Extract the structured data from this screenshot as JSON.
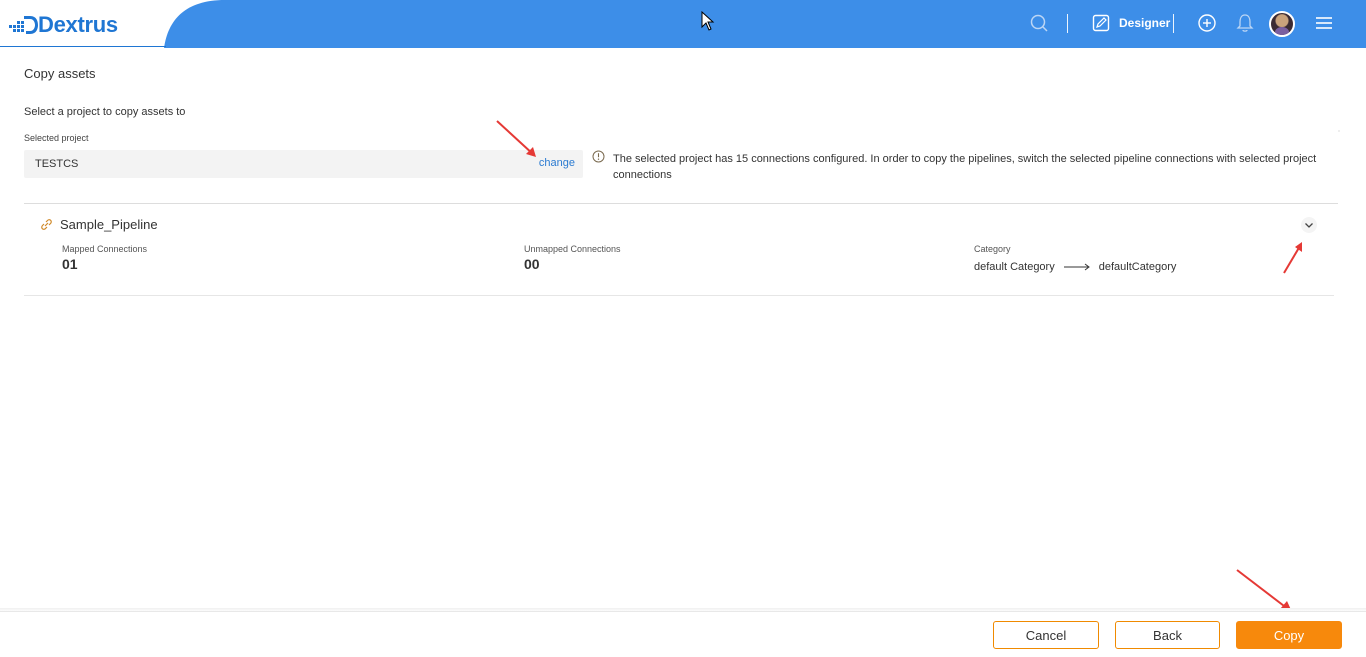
{
  "header": {
    "logo_text": "Dextrus",
    "designer_label": "Designer",
    "icons": [
      "search-icon",
      "edit-icon",
      "plus-circle-icon",
      "bell-icon",
      "avatar",
      "hamburger-icon"
    ],
    "accent_color": "#3d8ee8"
  },
  "page": {
    "title": "Copy assets",
    "select_hint": "Select a project to copy assets to",
    "selected_project_label": "Selected project",
    "selected_project_value": "TESTCS",
    "change_link": "change",
    "info_message": "The selected project has 15 connections configured. In order to copy the pipelines, switch the selected pipeline connections with selected project connections"
  },
  "pipeline": {
    "name": "Sample_Pipeline",
    "mapped_label": "Mapped Connections",
    "mapped_value": "01",
    "unmapped_label": "Unmapped Connections",
    "unmapped_value": "00",
    "category_label": "Category",
    "category_from": "default Category",
    "category_to": "defaultCategory"
  },
  "footer": {
    "cancel_label": "Cancel",
    "back_label": "Back",
    "copy_label": "Copy",
    "button_color": "#f7890c"
  }
}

Goal
Transcribe the complete set of entries verbatim. No pictures belong in the copy.

Response to the task
Extract the structured data from this screenshot as JSON.
{
  "header": {
    "logo_text": "Dextrus",
    "designer_label": "Designer",
    "icons": [
      "search-icon",
      "edit-icon",
      "plus-circle-icon",
      "bell-icon",
      "avatar",
      "hamburger-icon"
    ],
    "accent_color": "#3d8ee8"
  },
  "page": {
    "title": "Copy assets",
    "select_hint": "Select a project to copy assets to",
    "selected_project_label": "Selected project",
    "selected_project_value": "TESTCS",
    "change_link": "change",
    "info_message": "The selected project has 15 connections configured. In order to copy the pipelines, switch the selected pipeline connections with selected project connections"
  },
  "pipeline": {
    "name": "Sample_Pipeline",
    "mapped_label": "Mapped Connections",
    "mapped_value": "01",
    "unmapped_label": "Unmapped Connections",
    "unmapped_value": "00",
    "category_label": "Category",
    "category_from": "default Category",
    "category_to": "defaultCategory"
  },
  "footer": {
    "cancel_label": "Cancel",
    "back_label": "Back",
    "copy_label": "Copy",
    "button_color": "#f7890c"
  }
}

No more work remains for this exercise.